• [Aim of the task]: Make an exact copy of all the material below, apart from the pictures.

___ Records for this task ___

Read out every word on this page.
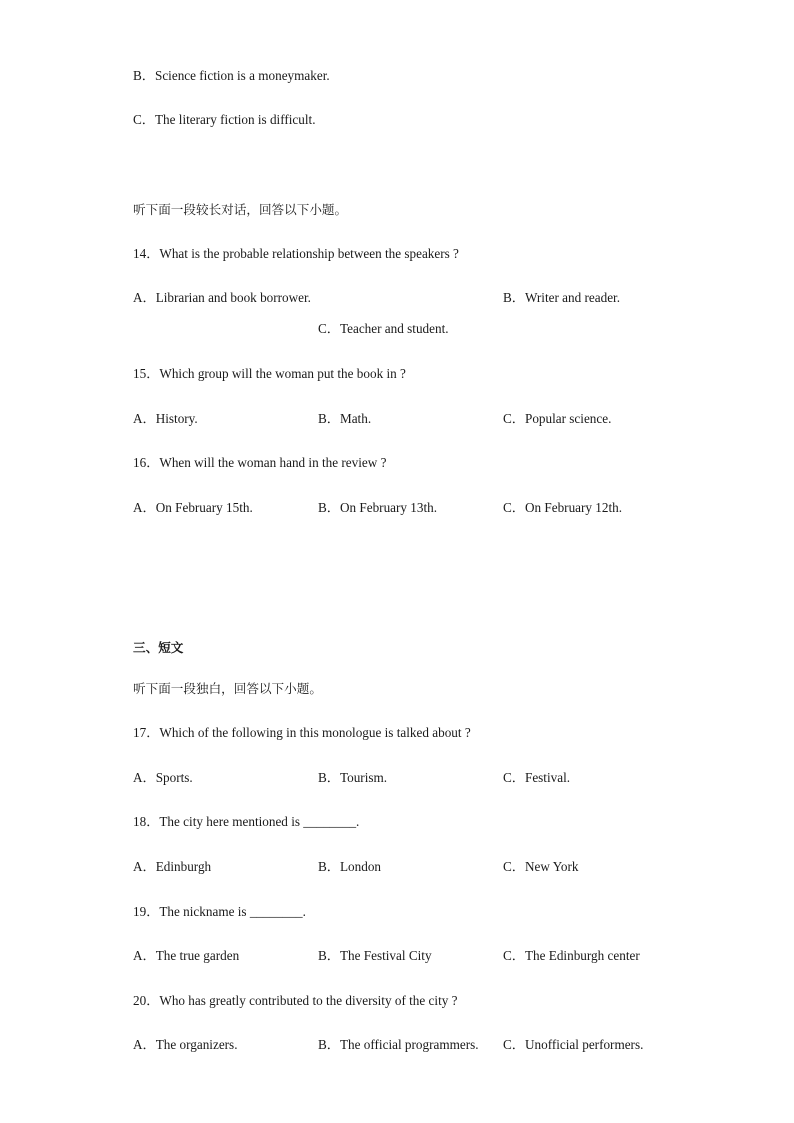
B．Science fiction is a moneymaker.
C．The literary fiction is difficult.
听下面一段较长对话，回答以下小题。
14．What is the probable relationship between the speakers ?
A．Librarian and book borrower.	B．Writer and reader.
C．Teacher and student.
15．Which group will the woman put the book in ?
A．History.	B．Math.	C．Popular science.
16．When will the woman hand in the review ?
A．On February 15th.	B．On February 13th.	C．On February 12th.
三、短文
听下面一段独白，回答以下小题。
17．Which of the following in this monologue is talked about ?
A．Sports.	B．Tourism.	C．Festival.
18．The city here mentioned is ________.
A．Edinburgh	B．London	C．New York
19．The nickname is ________.
A．The true garden	B．The Festival City	C．The Edinburgh center
20．Who has greatly contributed to the diversity of the city ?
A．The organizers.	B．The official programmers. C．Unofficial performers.
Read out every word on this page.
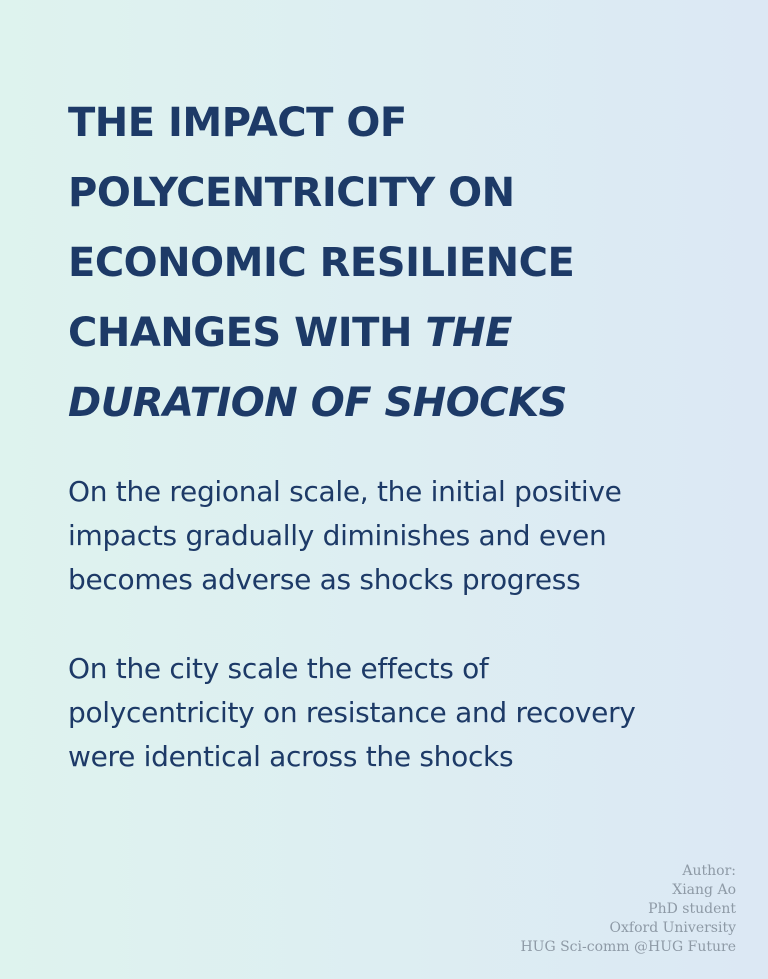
THE IMPACT OF
POLYCENTRICITY ON
ECONOMIC RESILIENCE
CHANGES WITH THE
DURATION OF SHOCKS

On the regional scale, the initial positive
impacts gradually diminishes and even
becomes adverse as shocks progress

On the city scale the effects of
polycentricity on resistance and recovery
were identical across the shocks

Author:
Xiang Ao
PhD student
Oxford University
HUG Sci-comm @HUG Future
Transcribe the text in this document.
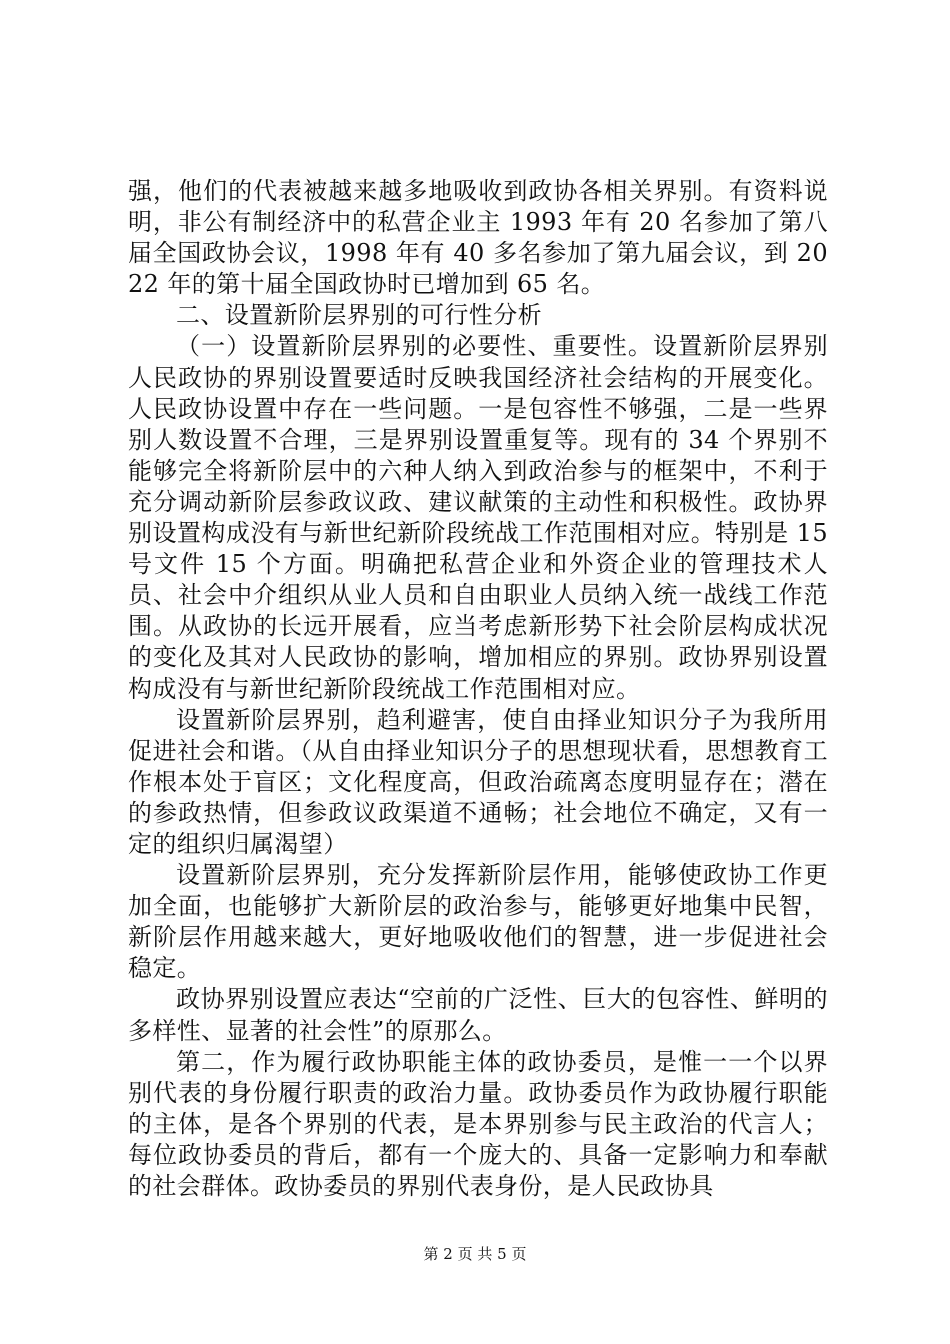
强，他们的代表被越来越多地吸收到政协各相关界别。有资料说明，非公有制经济中的私营企业主 1993 年有 20 名参加了第八届全国政协会议，1998 年有 40 多名参加了第九届会议，到 2022 年的第十届全国政协时已增加到 65 名。

二、设置新阶层界别的可行性分析

（一）设置新阶层界别的必要性、重要性。设置新阶层界别人民政协的界别设置要适时反映我国经济社会结构的开展变化。人民政协设置中存在一些问题。一是包容性不够强，二是一些界别人数设置不合理，三是界别设置重复等。现有的 34 个界别不能够完全将新阶层中的六种人纳入到政治参与的框架中，不利于充分调动新阶层参政议政、建议献策的主动性和积极性。政协界别设置构成没有与新世纪新阶段统战工作范围相对应。特别是 15 号文件 15 个方面。明确把私营企业和外资企业的管理技术人员、社会中介组织从业人员和自由职业人员纳入统一战线工作范围。从政协的长远开展看，应当考虑新形势下社会阶层构成状况的变化及其对人民政协的影响，增加相应的界别。政协界别设置构成没有与新世纪新阶段统战工作范围相对应。

设置新阶层界别，趋利避害，使自由择业知识分子为我所用促进社会和谐。（从自由择业知识分子的思想现状看，思想教育工作根本处于盲区；文化程度高，但政治疏离态度明显存在；潜在的参政热情，但参政议政渠道不通畅；社会地位不确定，又有一定的组织归属渴望）

设置新阶层界别，充分发挥新阶层作用，能够使政协工作更加全面，也能够扩大新阶层的政治参与，能够更好地集中民智，新阶层作用越来越大，更好地吸收他们的智慧，进一步促进社会稳定。

政协界别设置应表达“空前的广泛性、巨大的包容性、鲜明的多样性、显著的社会性”的原那么。

第二，作为履行政协职能主体的政协委员，是惟一一个以界别代表的身份履行职责的政治力量。政协委员作为政协履行职能的主体，是各个界别的代表，是本界别参与民主政治的代言人；每位政协委员的背后，都有一个庞大的、具备一定影响力和奉献的社会群体。政协委员的界别代表身份，是人民政协具

第 2 页 共 5 页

___

• [Exercise solution]:
Read out every word on this page.
B．Science fiction is a moneymaker.
C．The literary fiction is difficult.
听下面一段较长对话，回答以下小题。
14．What is the probable relationship between the speakers ?
A．Librarian and book borrower.	B．Writer and reader.
C．Teacher and student.
15．Which group will the woman put the book in ?
A．History.	B．Math.	C．Popular science.
16．When will the woman hand in the review ?
A．On February 15th.	B．On February 13th.	C．On February 12th.
三、短文
听下面一段独白，回答以下小题。
17．Which of the following in this monologue is talked about ?
A．Sports.	B．Tourism.	C．Festival.
18．The city here mentioned is ________.
A．Edinburgh	B．London	C．New York
19．The nickname is ________.
A．The true garden	B．The Festival City	C．The Edinburgh center
20．Who has greatly contributed to the diversity of the city ?
A．The organizers.	B．The official programmers. C．Unofficial performers.
Read out every word on this page.
THE IMPACT OF
POLYCENTRICITY ON
ECONOMIC RESILIENCE
CHANGES WITH THE
DURATION OF SHOCKS

On the regional scale, the initial positive
impacts gradually diminishes and even
becomes adverse as shocks progress

On the city scale the effects of
polycentricity on resistance and recovery
were identical across the shocks

Author:
Xiang Ao
PhD student
Oxford University
HUG Sci-comm @HUG Future
Transcribe the text in this document.
强，他们的代表被越来越多地吸收到政协各相关界别。有资料说明，非公有制经济中的私营企业主 1993 年有 20 名参加了第八届全国政协会议，1998 年有 40 多名参加了第九届会议，到 2022 年的第十届全国政协时已增加到 65 名。

二、设置新阶层界别的可行性分析

（一）设置新阶层界别的必要性、重要性。设置新阶层界别人民政协的界别设置要适时反映我国经济社会结构的开展变化。人民政协设置中存在一些问题。一是包容性不够强，二是一些界别人数设置不合理，三是界别设置重复等。现有的 34 个界别不能够完全将新阶层中的六种人纳入到政治参与的框架中，不利于充分调动新阶层参政议政、建议献策的主动性和积极性。政协界别设置构成没有与新世纪新阶段统战工作范围相对应。特别是 15 号文件 15 个方面。明确把私营企业和外资企业的管理技术人员、社会中介组织从业人员和自由职业人员纳入统一战线工作范围。从政协的长远开展看，应当考虑新形势下社会阶层构成状况的变化及其对人民政协的影响，增加相应的界别。政协界别设置构成没有与新世纪新阶段统战工作范围相对应。

设置新阶层界别，趋利避害，使自由择业知识分子为我所用促进社会和谐。（从自由择业知识分子的思想现状看，思想教育工作根本处于盲区；文化程度高，但政治疏离态度明显存在；潜在的参政热情，但参政议政渠道不通畅；社会地位不确定，又有一定的组织归属渴望）

设置新阶层界别，充分发挥新阶层作用，能够使政协工作更加全面，也能够扩大新阶层的政治参与，能够更好地集中民智，新阶层作用越来越大，更好地吸收他们的智慧，进一步促进社会稳定。

政协界别设置应表达“空前的广泛性、巨大的包容性、鲜明的多样性、显著的社会性”的原那么。

第二，作为履行政协职能主体的政协委员，是惟一一个以界别代表的身份履行职责的政治力量。政协委员作为政协履行职能的主体，是各个界别的代表，是本界别参与民主政治的代言人；每位政协委员的背后，都有一个庞大的、具备一定影响力和奉献的社会群体。政协委员的界别代表身份，是人民政协具

第 2 页 共 5 页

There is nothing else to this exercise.